Dataset entries

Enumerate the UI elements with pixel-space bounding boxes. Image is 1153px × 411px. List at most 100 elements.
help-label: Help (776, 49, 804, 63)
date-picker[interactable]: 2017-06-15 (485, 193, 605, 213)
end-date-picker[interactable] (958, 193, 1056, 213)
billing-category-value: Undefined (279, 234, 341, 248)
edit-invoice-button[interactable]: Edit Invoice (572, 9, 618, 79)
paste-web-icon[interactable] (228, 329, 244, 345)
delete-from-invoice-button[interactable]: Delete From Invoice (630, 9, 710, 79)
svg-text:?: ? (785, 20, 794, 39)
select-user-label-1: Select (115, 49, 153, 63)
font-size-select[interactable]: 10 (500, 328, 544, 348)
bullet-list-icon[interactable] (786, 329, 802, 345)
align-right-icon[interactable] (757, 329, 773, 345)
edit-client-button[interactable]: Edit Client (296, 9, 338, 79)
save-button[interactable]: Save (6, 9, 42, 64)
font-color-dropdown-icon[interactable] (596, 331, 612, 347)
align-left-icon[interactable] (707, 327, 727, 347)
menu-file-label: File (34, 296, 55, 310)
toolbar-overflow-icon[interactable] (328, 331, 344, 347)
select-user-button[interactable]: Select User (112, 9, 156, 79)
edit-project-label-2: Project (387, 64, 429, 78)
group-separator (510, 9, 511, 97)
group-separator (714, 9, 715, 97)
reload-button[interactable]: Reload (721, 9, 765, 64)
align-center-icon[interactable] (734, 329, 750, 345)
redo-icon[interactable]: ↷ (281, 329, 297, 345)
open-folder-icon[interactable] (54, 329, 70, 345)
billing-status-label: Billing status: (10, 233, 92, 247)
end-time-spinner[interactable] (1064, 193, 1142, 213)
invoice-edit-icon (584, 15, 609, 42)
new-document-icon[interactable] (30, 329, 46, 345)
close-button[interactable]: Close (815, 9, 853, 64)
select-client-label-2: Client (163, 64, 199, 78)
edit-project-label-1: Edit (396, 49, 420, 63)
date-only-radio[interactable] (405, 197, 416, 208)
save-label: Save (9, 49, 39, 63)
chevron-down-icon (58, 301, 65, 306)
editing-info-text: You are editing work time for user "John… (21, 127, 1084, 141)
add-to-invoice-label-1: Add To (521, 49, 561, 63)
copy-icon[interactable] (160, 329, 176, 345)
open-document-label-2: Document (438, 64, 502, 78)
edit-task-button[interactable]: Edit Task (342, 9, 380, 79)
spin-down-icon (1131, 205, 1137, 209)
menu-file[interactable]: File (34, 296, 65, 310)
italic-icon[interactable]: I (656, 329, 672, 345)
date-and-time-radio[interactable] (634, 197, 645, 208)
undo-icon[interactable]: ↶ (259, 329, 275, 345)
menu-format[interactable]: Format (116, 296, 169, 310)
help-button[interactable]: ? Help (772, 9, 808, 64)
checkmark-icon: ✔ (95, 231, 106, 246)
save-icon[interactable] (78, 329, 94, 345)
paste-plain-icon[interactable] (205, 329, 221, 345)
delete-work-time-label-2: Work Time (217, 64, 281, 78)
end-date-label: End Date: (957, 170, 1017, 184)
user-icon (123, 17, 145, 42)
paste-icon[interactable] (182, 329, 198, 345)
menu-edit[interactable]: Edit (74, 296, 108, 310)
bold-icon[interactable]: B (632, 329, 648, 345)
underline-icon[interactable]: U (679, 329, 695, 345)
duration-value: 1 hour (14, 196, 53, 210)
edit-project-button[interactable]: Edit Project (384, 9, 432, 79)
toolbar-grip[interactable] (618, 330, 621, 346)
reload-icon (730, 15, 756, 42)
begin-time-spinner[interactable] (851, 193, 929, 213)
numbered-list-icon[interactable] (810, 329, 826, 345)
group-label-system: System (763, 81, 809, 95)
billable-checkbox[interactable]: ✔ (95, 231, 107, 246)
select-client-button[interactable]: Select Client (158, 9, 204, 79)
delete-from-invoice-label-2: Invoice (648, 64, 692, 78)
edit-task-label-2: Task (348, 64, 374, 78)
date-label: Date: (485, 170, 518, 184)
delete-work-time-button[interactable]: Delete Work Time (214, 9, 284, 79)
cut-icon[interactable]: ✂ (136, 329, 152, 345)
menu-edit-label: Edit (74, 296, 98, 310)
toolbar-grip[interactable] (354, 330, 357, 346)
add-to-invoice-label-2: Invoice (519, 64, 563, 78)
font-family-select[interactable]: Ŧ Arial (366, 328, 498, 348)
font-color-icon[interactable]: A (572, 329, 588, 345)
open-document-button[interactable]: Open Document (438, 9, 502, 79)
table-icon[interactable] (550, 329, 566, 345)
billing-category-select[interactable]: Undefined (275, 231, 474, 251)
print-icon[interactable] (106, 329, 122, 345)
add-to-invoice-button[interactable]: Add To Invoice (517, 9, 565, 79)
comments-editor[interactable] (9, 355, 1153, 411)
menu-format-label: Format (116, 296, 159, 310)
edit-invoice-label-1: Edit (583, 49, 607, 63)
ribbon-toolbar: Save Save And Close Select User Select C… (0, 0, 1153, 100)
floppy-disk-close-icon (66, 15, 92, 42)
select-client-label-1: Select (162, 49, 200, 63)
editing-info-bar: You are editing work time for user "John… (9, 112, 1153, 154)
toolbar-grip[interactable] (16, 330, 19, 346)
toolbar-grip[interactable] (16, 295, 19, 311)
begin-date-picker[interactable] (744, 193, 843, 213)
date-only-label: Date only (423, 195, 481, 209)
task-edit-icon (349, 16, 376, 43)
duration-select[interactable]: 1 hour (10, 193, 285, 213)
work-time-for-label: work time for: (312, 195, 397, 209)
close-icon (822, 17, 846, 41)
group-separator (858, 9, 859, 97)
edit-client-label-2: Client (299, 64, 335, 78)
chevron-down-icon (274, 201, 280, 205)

• [Requirements] Present every line of the material above as an item in a numbered list, leaving out any blank lines.

• [Problem solution]
1. Enumerate the UI elements with pixel-space bounding boxes. Image is 1153px × 411px. List at most 100 elements.
2. help-label: Help (776, 49, 804, 63)
3. date-picker[interactable]: 2017-06-15 (485, 193, 605, 213)
4. end-date-picker[interactable] (958, 193, 1056, 213)
5. billing-category-value: Undefined (279, 234, 341, 248)
6. edit-invoice-button[interactable]: Edit Invoice (572, 9, 618, 79)
7. paste-web-icon[interactable] (228, 329, 244, 345)
8. delete-from-invoice-button[interactable]: Delete From Invoice (630, 9, 710, 79)
9. svg-text:?: ? (785, 20, 794, 39)
10. select-user-label-1: Select (115, 49, 153, 63)
11. font-size-select[interactable]: 10 (500, 328, 544, 348)
12. bullet-list-icon[interactable] (786, 329, 802, 345)
13. align-right-icon[interactable] (757, 329, 773, 345)
14. edit-client-button[interactable]: Edit Client (296, 9, 338, 79)
15. save-button[interactable]: Save (6, 9, 42, 64)
16. font-color-dropdown-icon[interactable] (596, 331, 612, 347)
17. align-left-icon[interactable] (707, 327, 727, 347)
18. menu-file-label: File (34, 296, 55, 310)
19. toolbar-overflow-icon[interactable] (328, 331, 344, 347)
20. select-user-button[interactable]: Select User (112, 9, 156, 79)
21. edit-project-label-2: Project (387, 64, 429, 78)
22. group-separator (510, 9, 511, 97)
23. group-separator (714, 9, 715, 97)
24. reload-button[interactable]: Reload (721, 9, 765, 64)
25. align-center-icon[interactable] (734, 329, 750, 345)
26. redo-icon[interactable]: ↷ (281, 329, 297, 345)
27. open-folder-icon[interactable] (54, 329, 70, 345)
28. billing-status-label: Billing status: (10, 233, 92, 247)
29. end-time-spinner[interactable] (1064, 193, 1142, 213)
30. invoice-edit-icon (584, 15, 609, 42)
31. new-document-icon[interactable] (30, 329, 46, 345)
32. close-button[interactable]: Close (815, 9, 853, 64)
33. select-client-label-2: Client (163, 64, 199, 78)
34. edit-project-label-1: Edit (396, 49, 420, 63)
35. date-only-radio[interactable] (405, 197, 416, 208)
36. save-label: Save (9, 49, 39, 63)
37. chevron-down-icon (58, 301, 65, 306)
38. editing-info-text: You are editing work time for user "John… (21, 127, 1084, 141)
39. add-to-invoice-label-1: Add To (521, 49, 561, 63)
40. copy-icon[interactable] (160, 329, 176, 345)
41. open-document-label-2: Document (438, 64, 502, 78)
42. edit-task-button[interactable]: Edit Task (342, 9, 380, 79)
43. spin-down-icon (1131, 205, 1137, 209)
44. menu-file[interactable]: File (34, 296, 65, 310)
45. italic-icon[interactable]: I (656, 329, 672, 345)
46. date-and-time-radio[interactable] (634, 197, 645, 208)
47. undo-icon[interactable]: ↶ (259, 329, 275, 345)
48. menu-format[interactable]: Format (116, 296, 169, 310)
49. help-button[interactable]: ? Help (772, 9, 808, 64)
50. checkmark-icon: ✔ (95, 231, 106, 246)
51. save-icon[interactable] (78, 329, 94, 345)
52. paste-plain-icon[interactable] (205, 329, 221, 345)
53. delete-work-time-label-2: Work Time (217, 64, 281, 78)
54. end-date-label: End Date: (957, 170, 1017, 184)
55. user-icon (123, 17, 145, 42)
56. paste-icon[interactable] (182, 329, 198, 345)
57. menu-edit[interactable]: Edit (74, 296, 108, 310)
58. bold-icon[interactable]: B (632, 329, 648, 345)
59. underline-icon[interactable]: U (679, 329, 695, 345)
60. duration-value: 1 hour (14, 196, 53, 210)
61. edit-project-button[interactable]: Edit Project (384, 9, 432, 79)
62. toolbar-grip[interactable] (618, 330, 621, 346)
63. reload-icon (730, 15, 756, 42)
64. begin-time-spinner[interactable] (851, 193, 929, 213)
65. numbered-list-icon[interactable] (810, 329, 826, 345)
66. group-label-system: System (763, 81, 809, 95)
67. billable-checkbox[interactable]: ✔ (95, 231, 107, 246)
68. select-client-button[interactable]: Select Client (158, 9, 204, 79)
69. delete-from-invoice-label-2: Invoice (648, 64, 692, 78)
70. edit-task-label-2: Task (348, 64, 374, 78)
71. date-label: Date: (485, 170, 518, 184)
72. delete-work-time-button[interactable]: Delete Work Time (214, 9, 284, 79)
73. cut-icon[interactable]: ✂ (136, 329, 152, 345)
74. menu-edit-label: Edit (74, 296, 98, 310)
75. toolbar-grip[interactable] (354, 330, 357, 346)
76. add-to-invoice-label-2: Invoice (519, 64, 563, 78)
77. font-family-select[interactable]: Ŧ Arial (366, 328, 498, 348)
78. font-color-icon[interactable]: A (572, 329, 588, 345)
79. open-document-button[interactable]: Open Document (438, 9, 502, 79)
80. table-icon[interactable] (550, 329, 566, 345)
81. billing-category-select[interactable]: Undefined (275, 231, 474, 251)
82. print-icon[interactable] (106, 329, 122, 345)
83. add-to-invoice-button[interactable]: Add To Invoice (517, 9, 565, 79)
84. comments-editor[interactable] (9, 355, 1153, 411)
85. menu-format-label: Format (116, 296, 159, 310)
86. edit-invoice-label-1: Edit (583, 49, 607, 63)
87. ribbon-toolbar: Save Save And Close Select User Select C… (0, 0, 1153, 100)
88. floppy-disk-close-icon (66, 15, 92, 42)
89. select-client-label-1: Select (162, 49, 200, 63)
90. editing-info-bar: You are editing work time for user "John… (9, 112, 1153, 154)
91. toolbar-grip[interactable] (16, 330, 19, 346)
92. toolbar-grip[interactable] (16, 295, 19, 311)
93. begin-date-picker[interactable] (744, 193, 843, 213)
94. date-only-label: Date only (423, 195, 481, 209)
95. task-edit-icon (349, 16, 376, 43)
96. duration-select[interactable]: 1 hour (10, 193, 285, 213)
97. work-time-for-label: work time for: (312, 195, 397, 209)
98. close-icon (822, 17, 846, 41)
99. group-separator (858, 9, 859, 97)
100. edit-client-label-2: Client (299, 64, 335, 78)
101. chevron-down-icon (274, 201, 280, 205)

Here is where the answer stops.